ABOUT THIS EXERCISE: Find the word "label" in the listing below. Copy every line that has it.

▬▬▬

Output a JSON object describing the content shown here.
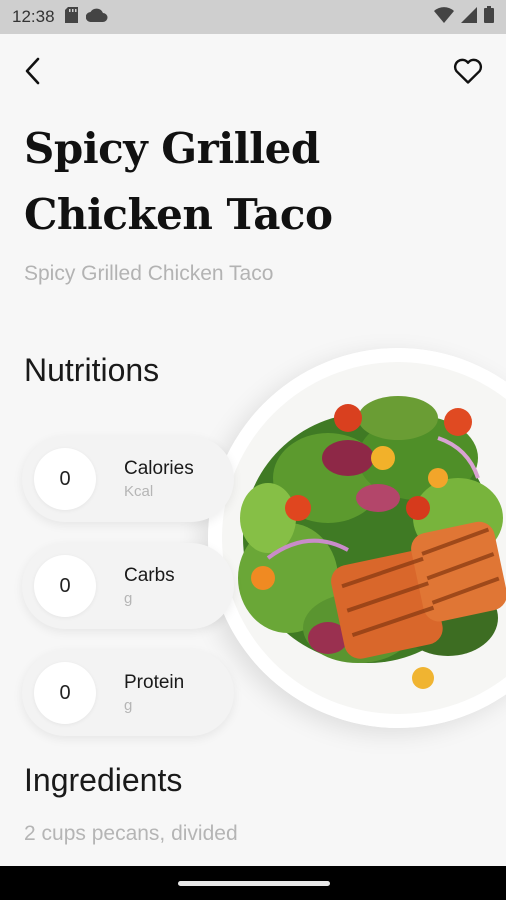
{
  "status_bar": {
    "time": "12:38",
    "left_icons": [
      "sd-card-icon",
      "cloud-icon"
    ],
    "right_icons": [
      "wifi-icon",
      "signal-icon",
      "battery-icon"
    ]
  },
  "header": {
    "back_icon": "chevron-left-icon",
    "favorite_icon": "heart-outline-icon"
  },
  "recipe": {
    "title": "Spicy Grilled Chicken Taco",
    "subtitle": "Spicy Grilled Chicken Taco",
    "image": "salmon-salad-plate"
  },
  "nutrition": {
    "heading": "Nutritions",
    "items": [
      {
        "value": "0",
        "label": "Calories",
        "unit": "Kcal"
      },
      {
        "value": "0",
        "label": "Carbs",
        "unit": "g"
      },
      {
        "value": "0",
        "label": "Protein",
        "unit": "g"
      }
    ]
  },
  "ingredients": {
    "heading": "Ingredients",
    "items": [
      "2 cups pecans, divided"
    ]
  },
  "colors": {
    "background": "#f7f7f7",
    "status_bar": "#cfcfcf",
    "muted_text": "#b3b3b3",
    "card": "#f3f3f3",
    "nav_bar": "#000000"
  }
}
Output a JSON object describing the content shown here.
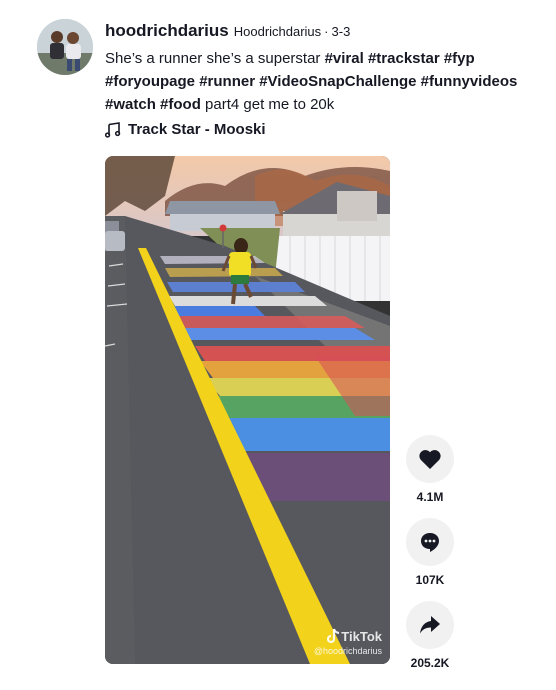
{
  "post": {
    "username": "hoodrichdarius",
    "nickname": "Hoodrichdarius",
    "separator": "·",
    "date": "3-3",
    "caption_text_1": "She’s a runner she’s a superstar ",
    "caption_tags_a": [
      "#viral",
      "#trackstar",
      "#fyp",
      "#foryoupage",
      "#runner",
      "#VideoSnapChallenge",
      "#funnyvideos",
      "#watch",
      "#food"
    ],
    "caption_text_2": "part4 get me to 20k",
    "music": "Track Star - Mooski"
  },
  "video": {
    "watermark_brand": "TikTok",
    "watermark_handle": "@hoodrichdarius"
  },
  "actions": {
    "likes": "4.1M",
    "comments": "107K",
    "shares": "205.2K"
  },
  "icons": {
    "like": "heart-icon",
    "comment": "comment-icon",
    "share": "share-arrow-icon",
    "music": "music-note-icon",
    "brand": "tiktok-logo-icon"
  },
  "colors": {
    "road_line": "#f2d21a",
    "text": "#161823",
    "action_bg": "#f1f1f2"
  }
}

▬▬▬

OUTPUT BELOW:
        "label": "Calories",
        "label": "Carbs",
        "label": "Protein",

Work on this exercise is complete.